Set down the material below word for word, excluding the pictures.

----------

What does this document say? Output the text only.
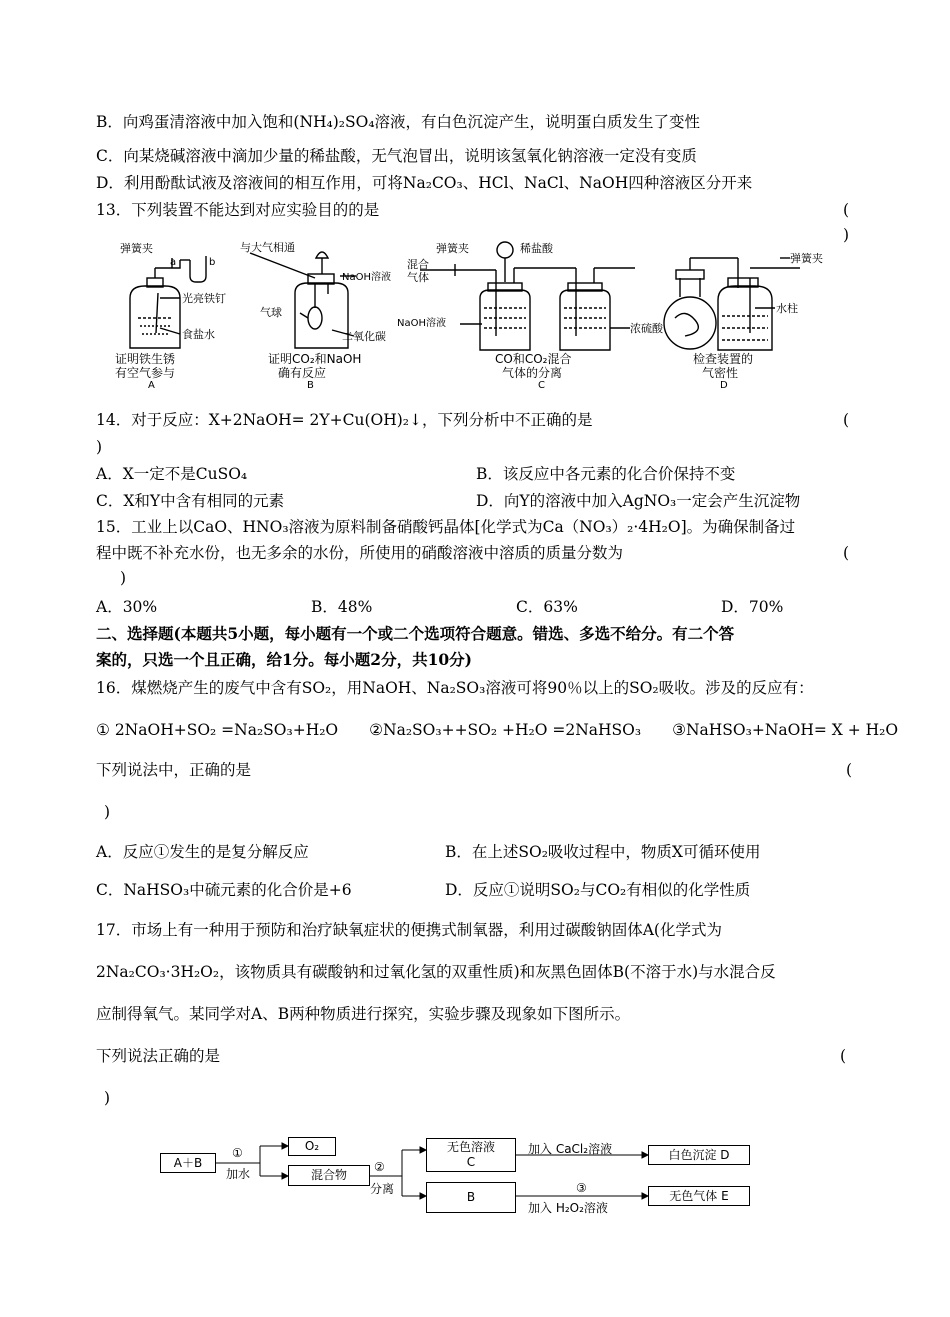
B．向鸡蛋清溶液中加入饱和(NH₄)₂SO₄溶液，有白色沉淀产生，说明蛋白质发生了变性
C．向某烧碱溶液中滴加少量的稀盐酸，无气泡冒出，说明该氢氧化钠溶液一定没有变质
D．利用酚酞试液及溶液间的相互作用，可将Na₂CO₃、HCl、NaCl、NaOH四种溶液区分开来
13．下列装置不能达到对应实验目的的是	(
)
弹簧夹
a	b
光亮铁钉
食盐水
证明铁生锈
有空气参与
A
与大气相通
NaOH溶液
气球
二氧化碳
证明CO₂和NaOH
确有反应
B
弹簧夹	稀盐酸
混合
气体
NaOH溶液	浓硫酸
CO和CO₂混合
气体的分离
C
弹簧夹
水柱
检查装置的
气密性
D
14．对于反应：X+2NaOH= 2Y+Cu(OH)₂↓，下列分析中不正确的是	(
)
A．X一定不是CuSO₄	B．该反应中各元素的化合价保持不变
C．X和Y中含有相同的元素	D．向Y的溶液中加入AgNO₃一定会产生沉淀物
15．工业上以CaO、HNO₃溶液为原料制备硝酸钙晶体[化学式为Ca（NO₃）₂·4H₂O]。为确保制备过
程中既不补充水份，也无多余的水份，所使用的硝酸溶液中溶质的质量分数为	(
)
A．30%	B．48%	C．63%	D．70%
二、选择题(本题共5小题，每小题有一个或二个选项符合题意。错选、多选不给分。有二个答
案的，只选一个且正确，给1分。每小题2分，共10分)
16．煤燃烧产生的废气中含有SO₂，用NaOH、Na₂SO₃溶液可将90％以上的SO₂吸收。涉及的反应有：
① 2NaOH+SO₂ =Na₂SO₃+H₂O　　②Na₂SO₃++SO₂ +H₂O =2NaHSO₃　　③NaHSO₃+NaOH= X + H₂O
下列说法中，正确的是	(
)
A．反应①发生的是复分解反应	B．在上述SO₂吸收过程中，物质X可循环使用
C．NaHSO₃中硫元素的化合价是+6	D．反应①说明SO₂与CO₂有相似的化学性质
17．市场上有一种用于预防和治疗缺氧症状的便携式制氧器，利用过碳酸钠固体A(化学式为
2Na₂CO₃·3H₂O₂，该物质具有碳酸钠和过氧化氢的双重性质)和灰黑色固体B(不溶于水)与水混合反
应制得氧气。某同学对A、B两种物质进行探究，实验步骤及现象如下图所示。
下列说法正确的是	(
)
A＋B
①
加水
O₂
混合物
②
分离
无色溶液
C
加入 CaCl₂溶液	白色沉淀 D
B
③
加入 H₂O₂溶液
无色气体 E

----------

TASK OUTPUT =
What does this document say? Output the text only.
B．向鸡蛋清溶液中加入饱和(NH₄)₂SO₄溶液，有白色沉淀产生，说明蛋白质发生了变性
C．向某烧碱溶液中滴加少量的稀盐酸，无气泡冒出，说明该氢氧化钠溶液一定没有变质
D．利用酚酞试液及溶液间的相互作用，可将Na₂CO₃、HCl、NaCl、NaOH四种溶液区分开来
13．下列装置不能达到对应实验目的的是	(
)
弹簧夹
a	b
光亮铁钉
食盐水
证明铁生锈
有空气参与
A
与大气相通
NaOH溶液
气球
二氧化碳
证明CO₂和NaOH
确有反应
B
弹簧夹	稀盐酸
混合
气体
NaOH溶液	浓硫酸
CO和CO₂混合
气体的分离
C
弹簧夹
水柱
检查装置的
气密性
D
14．对于反应：X+2NaOH= 2Y+Cu(OH)₂↓，下列分析中不正确的是	(
)
A．X一定不是CuSO₄	B．该反应中各元素的化合价保持不变
C．X和Y中含有相同的元素	D．向Y的溶液中加入AgNO₃一定会产生沉淀物
15．工业上以CaO、HNO₃溶液为原料制备硝酸钙晶体[化学式为Ca（NO₃）₂·4H₂O]。为确保制备过
程中既不补充水份，也无多余的水份，所使用的硝酸溶液中溶质的质量分数为	(
)
A．30%	B．48%	C．63%	D．70%
二、选择题(本题共5小题，每小题有一个或二个选项符合题意。错选、多选不给分。有二个答
案的，只选一个且正确，给1分。每小题2分，共10分)
16．煤燃烧产生的废气中含有SO₂，用NaOH、Na₂SO₃溶液可将90％以上的SO₂吸收。涉及的反应有：
① 2NaOH+SO₂ =Na₂SO₃+H₂O　　②Na₂SO₃++SO₂ +H₂O =2NaHSO₃　　③NaHSO₃+NaOH= X + H₂O
下列说法中，正确的是	(
)
A．反应①发生的是复分解反应	B．在上述SO₂吸收过程中，物质X可循环使用
C．NaHSO₃中硫元素的化合价是+6	D．反应①说明SO₂与CO₂有相似的化学性质
17．市场上有一种用于预防和治疗缺氧症状的便携式制氧器，利用过碳酸钠固体A(化学式为
2Na₂CO₃·3H₂O₂，该物质具有碳酸钠和过氧化氢的双重性质)和灰黑色固体B(不溶于水)与水混合反
应制得氧气。某同学对A、B两种物质进行探究，实验步骤及现象如下图所示。
下列说法正确的是	(
)
A＋B
①
加水
O₂
混合物
②
分离
无色溶液
C
加入 CaCl₂溶液	白色沉淀 D
B
③
加入 H₂O₂溶液
无色气体 E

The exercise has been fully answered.